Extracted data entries
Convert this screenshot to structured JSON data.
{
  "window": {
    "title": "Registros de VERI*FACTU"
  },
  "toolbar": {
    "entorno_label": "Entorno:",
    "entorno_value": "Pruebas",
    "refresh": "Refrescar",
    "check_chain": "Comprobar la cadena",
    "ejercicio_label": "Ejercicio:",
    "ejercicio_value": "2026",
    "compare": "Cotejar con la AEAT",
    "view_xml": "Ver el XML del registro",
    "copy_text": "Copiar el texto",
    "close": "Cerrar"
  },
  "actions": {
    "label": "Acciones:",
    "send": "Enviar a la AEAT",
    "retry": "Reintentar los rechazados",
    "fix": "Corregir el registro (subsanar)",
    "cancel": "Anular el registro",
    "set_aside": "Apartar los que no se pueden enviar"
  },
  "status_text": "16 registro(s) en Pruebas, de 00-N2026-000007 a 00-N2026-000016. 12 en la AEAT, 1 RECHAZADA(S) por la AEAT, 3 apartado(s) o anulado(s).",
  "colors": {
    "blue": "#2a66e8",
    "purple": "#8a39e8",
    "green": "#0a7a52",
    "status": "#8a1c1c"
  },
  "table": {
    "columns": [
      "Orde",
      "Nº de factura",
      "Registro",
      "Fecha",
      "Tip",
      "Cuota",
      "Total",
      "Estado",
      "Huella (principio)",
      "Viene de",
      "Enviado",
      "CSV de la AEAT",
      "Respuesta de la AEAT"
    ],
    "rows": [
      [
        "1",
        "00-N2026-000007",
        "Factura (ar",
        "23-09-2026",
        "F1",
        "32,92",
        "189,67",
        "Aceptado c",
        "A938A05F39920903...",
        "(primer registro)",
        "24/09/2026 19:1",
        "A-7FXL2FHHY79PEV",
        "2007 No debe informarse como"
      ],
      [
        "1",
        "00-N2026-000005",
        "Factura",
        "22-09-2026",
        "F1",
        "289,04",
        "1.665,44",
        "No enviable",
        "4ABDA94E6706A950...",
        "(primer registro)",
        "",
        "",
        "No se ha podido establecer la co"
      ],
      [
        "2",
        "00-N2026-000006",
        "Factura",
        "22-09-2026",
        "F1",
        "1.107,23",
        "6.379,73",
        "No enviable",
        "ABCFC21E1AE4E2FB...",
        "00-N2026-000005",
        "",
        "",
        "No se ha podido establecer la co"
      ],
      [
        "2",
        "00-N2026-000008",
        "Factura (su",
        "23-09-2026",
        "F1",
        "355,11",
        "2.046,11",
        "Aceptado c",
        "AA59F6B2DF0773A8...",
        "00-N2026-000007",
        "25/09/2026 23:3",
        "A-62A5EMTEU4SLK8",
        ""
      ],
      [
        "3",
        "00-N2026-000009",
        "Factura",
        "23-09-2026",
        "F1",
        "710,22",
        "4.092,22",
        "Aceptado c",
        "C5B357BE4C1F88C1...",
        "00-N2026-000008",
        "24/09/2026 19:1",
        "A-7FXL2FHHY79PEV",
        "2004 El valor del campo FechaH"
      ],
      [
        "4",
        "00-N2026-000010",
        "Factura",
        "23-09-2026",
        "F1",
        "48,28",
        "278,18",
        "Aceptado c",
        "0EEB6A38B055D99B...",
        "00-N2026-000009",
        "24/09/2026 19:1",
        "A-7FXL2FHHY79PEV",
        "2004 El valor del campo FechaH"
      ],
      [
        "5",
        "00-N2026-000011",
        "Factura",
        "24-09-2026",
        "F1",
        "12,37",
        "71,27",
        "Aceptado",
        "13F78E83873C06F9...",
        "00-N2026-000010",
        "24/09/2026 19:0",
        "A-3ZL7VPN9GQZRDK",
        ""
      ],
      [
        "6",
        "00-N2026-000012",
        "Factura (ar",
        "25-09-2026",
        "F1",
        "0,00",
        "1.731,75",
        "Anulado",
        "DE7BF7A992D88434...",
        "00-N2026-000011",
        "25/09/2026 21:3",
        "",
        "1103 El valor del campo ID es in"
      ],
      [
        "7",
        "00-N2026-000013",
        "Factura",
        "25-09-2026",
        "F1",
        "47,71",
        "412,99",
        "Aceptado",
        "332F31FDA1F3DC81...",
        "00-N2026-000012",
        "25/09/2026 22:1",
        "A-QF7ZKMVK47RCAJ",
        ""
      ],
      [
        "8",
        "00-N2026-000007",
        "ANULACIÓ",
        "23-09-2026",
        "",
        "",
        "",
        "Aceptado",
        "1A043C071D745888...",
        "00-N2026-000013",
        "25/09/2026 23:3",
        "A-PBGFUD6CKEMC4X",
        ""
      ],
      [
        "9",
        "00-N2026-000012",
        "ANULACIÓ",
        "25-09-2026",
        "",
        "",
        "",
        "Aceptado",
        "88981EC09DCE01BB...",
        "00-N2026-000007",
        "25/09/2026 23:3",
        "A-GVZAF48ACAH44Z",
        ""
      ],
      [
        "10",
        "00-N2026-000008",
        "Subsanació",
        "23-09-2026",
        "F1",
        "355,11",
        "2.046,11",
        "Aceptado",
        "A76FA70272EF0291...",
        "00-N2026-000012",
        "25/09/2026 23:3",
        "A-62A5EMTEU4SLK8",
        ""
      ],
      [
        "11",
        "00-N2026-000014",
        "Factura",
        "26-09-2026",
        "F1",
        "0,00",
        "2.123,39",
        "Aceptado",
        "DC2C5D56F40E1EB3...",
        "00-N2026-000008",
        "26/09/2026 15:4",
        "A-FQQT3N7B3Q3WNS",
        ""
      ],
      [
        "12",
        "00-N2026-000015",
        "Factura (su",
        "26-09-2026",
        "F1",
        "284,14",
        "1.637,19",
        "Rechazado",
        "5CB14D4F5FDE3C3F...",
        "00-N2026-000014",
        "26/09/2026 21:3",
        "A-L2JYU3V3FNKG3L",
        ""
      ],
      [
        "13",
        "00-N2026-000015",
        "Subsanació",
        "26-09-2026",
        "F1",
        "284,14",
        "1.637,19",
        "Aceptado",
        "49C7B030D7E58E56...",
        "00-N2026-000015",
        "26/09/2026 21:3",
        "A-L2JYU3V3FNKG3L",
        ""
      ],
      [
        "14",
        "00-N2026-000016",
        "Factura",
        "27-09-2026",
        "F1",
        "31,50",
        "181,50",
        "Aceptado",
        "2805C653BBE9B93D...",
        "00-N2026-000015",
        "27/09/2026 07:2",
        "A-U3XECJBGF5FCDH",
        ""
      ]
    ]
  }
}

=== Written problem ===
Copy down the material exactly as written.

=== Reply ===
Convert this screenshot to structured JSON data.
{
  "window": {
    "title": "Registros de VERI*FACTU"
  },
  "toolbar": {
    "entorno_label": "Entorno:",
    "entorno_value": "Pruebas",
    "refresh": "Refrescar",
    "check_chain": "Comprobar la cadena",
    "ejercicio_label": "Ejercicio:",
    "ejercicio_value": "2026",
    "compare": "Cotejar con la AEAT",
    "view_xml": "Ver el XML del registro",
    "copy_text": "Copiar el texto",
    "close": "Cerrar"
  },
  "actions": {
    "label": "Acciones:",
    "send": "Enviar a la AEAT",
    "retry": "Reintentar los rechazados",
    "fix": "Corregir el registro (subsanar)",
    "cancel": "Anular el registro",
    "set_aside": "Apartar los que no se pueden enviar"
  },
  "status_text": "16 registro(s) en Pruebas, de 00-N2026-000007 a 00-N2026-000016. 12 en la AEAT, 1 RECHAZADA(S) por la AEAT, 3 apartado(s) o anulado(s).",
  "colors": {
    "blue": "#2a66e8",
    "purple": "#8a39e8",
    "green": "#0a7a52",
    "status": "#8a1c1c"
  },
  "table": {
    "columns": [
      "Orde",
      "Nº de factura",
      "Registro",
      "Fecha",
      "Tip",
      "Cuota",
      "Total",
      "Estado",
      "Huella (principio)",
      "Viene de",
      "Enviado",
      "CSV de la AEAT",
      "Respuesta de la AEAT"
    ],
    "rows": [
      [
        "1",
        "00-N2026-000007",
        "Factura (ar",
        "23-09-2026",
        "F1",
        "32,92",
        "189,67",
        "Aceptado c",
        "A938A05F39920903...",
        "(primer registro)",
        "24/09/2026 19:1",
        "A-7FXL2FHHY79PEV",
        "2007 No debe informarse como"
      ],
      [
        "1",
        "00-N2026-000005",
        "Factura",
        "22-09-2026",
        "F1",
        "289,04",
        "1.665,44",
        "No enviable",
        "4ABDA94E6706A950...",
        "(primer registro)",
        "",
        "",
        "No se ha podido establecer la co"
      ],
      [
        "2",
        "00-N2026-000006",
        "Factura",
        "22-09-2026",
        "F1",
        "1.107,23",
        "6.379,73",
        "No enviable",
        "ABCFC21E1AE4E2FB...",
        "00-N2026-000005",
        "",
        "",
        "No se ha podido establecer la co"
      ],
      [
        "2",
        "00-N2026-000008",
        "Factura (su",
        "23-09-2026",
        "F1",
        "355,11",
        "2.046,11",
        "Aceptado c",
        "AA59F6B2DF0773A8...",
        "00-N2026-000007",
        "25/09/2026 23:3",
        "A-62A5EMTEU4SLK8",
        ""
      ],
      [
        "3",
        "00-N2026-000009",
        "Factura",
        "23-09-2026",
        "F1",
        "710,22",
        "4.092,22",
        "Aceptado c",
        "C5B357BE4C1F88C1...",
        "00-N2026-000008",
        "24/09/2026 19:1",
        "A-7FXL2FHHY79PEV",
        "2004 El valor del campo FechaH"
      ],
      [
        "4",
        "00-N2026-000010",
        "Factura",
        "23-09-2026",
        "F1",
        "48,28",
        "278,18",
        "Aceptado c",
        "0EEB6A38B055D99B...",
        "00-N2026-000009",
        "24/09/2026 19:1",
        "A-7FXL2FHHY79PEV",
        "2004 El valor del campo FechaH"
      ],
      [
        "5",
        "00-N2026-000011",
        "Factura",
        "24-09-2026",
        "F1",
        "12,37",
        "71,27",
        "Aceptado",
        "13F78E83873C06F9...",
        "00-N2026-000010",
        "24/09/2026 19:0",
        "A-3ZL7VPN9GQZRDK",
        ""
      ],
      [
        "6",
        "00-N2026-000012",
        "Factura (ar",
        "25-09-2026",
        "F1",
        "0,00",
        "1.731,75",
        "Anulado",
        "DE7BF7A992D88434...",
        "00-N2026-000011",
        "25/09/2026 21:3",
        "",
        "1103 El valor del campo ID es in"
      ],
      [
        "7",
        "00-N2026-000013",
        "Factura",
        "25-09-2026",
        "F1",
        "47,71",
        "412,99",
        "Aceptado",
        "332F31FDA1F3DC81...",
        "00-N2026-000012",
        "25/09/2026 22:1",
        "A-QF7ZKMVK47RCAJ",
        ""
      ],
      [
        "8",
        "00-N2026-000007",
        "ANULACIÓ",
        "23-09-2026",
        "",
        "",
        "",
        "Aceptado",
        "1A043C071D745888...",
        "00-N2026-000013",
        "25/09/2026 23:3",
        "A-PBGFUD6CKEMC4X",
        ""
      ],
      [
        "9",
        "00-N2026-000012",
        "ANULACIÓ",
        "25-09-2026",
        "",
        "",
        "",
        "Aceptado",
        "88981EC09DCE01BB...",
        "00-N2026-000007",
        "25/09/2026 23:3",
        "A-GVZAF48ACAH44Z",
        ""
      ],
      [
        "10",
        "00-N2026-000008",
        "Subsanació",
        "23-09-2026",
        "F1",
        "355,11",
        "2.046,11",
        "Aceptado",
        "A76FA70272EF0291...",
        "00-N2026-000012",
        "25/09/2026 23:3",
        "A-62A5EMTEU4SLK8",
        ""
      ],
      [
        "11",
        "00-N2026-000014",
        "Factura",
        "26-09-2026",
        "F1",
        "0,00",
        "2.123,39",
        "Aceptado",
        "DC2C5D56F40E1EB3...",
        "00-N2026-000008",
        "26/09/2026 15:4",
        "A-FQQT3N7B3Q3WNS",
        ""
      ],
      [
        "12",
        "00-N2026-000015",
        "Factura (su",
        "26-09-2026",
        "F1",
        "284,14",
        "1.637,19",
        "Rechazado",
        "5CB14D4F5FDE3C3F...",
        "00-N2026-000014",
        "26/09/2026 21:3",
        "A-L2JYU3V3FNKG3L",
        ""
      ],
      [
        "13",
        "00-N2026-000015",
        "Subsanació",
        "26-09-2026",
        "F1",
        "284,14",
        "1.637,19",
        "Aceptado",
        "49C7B030D7E58E56...",
        "00-N2026-000015",
        "26/09/2026 21:3",
        "A-L2JYU3V3FNKG3L",
        ""
      ],
      [
        "14",
        "00-N2026-000016",
        "Factura",
        "27-09-2026",
        "F1",
        "31,50",
        "181,50",
        "Aceptado",
        "2805C653BBE9B93D...",
        "00-N2026-000015",
        "27/09/2026 07:2",
        "A-U3XECJBGF5FCDH",
        ""
      ]
    ]
  }
}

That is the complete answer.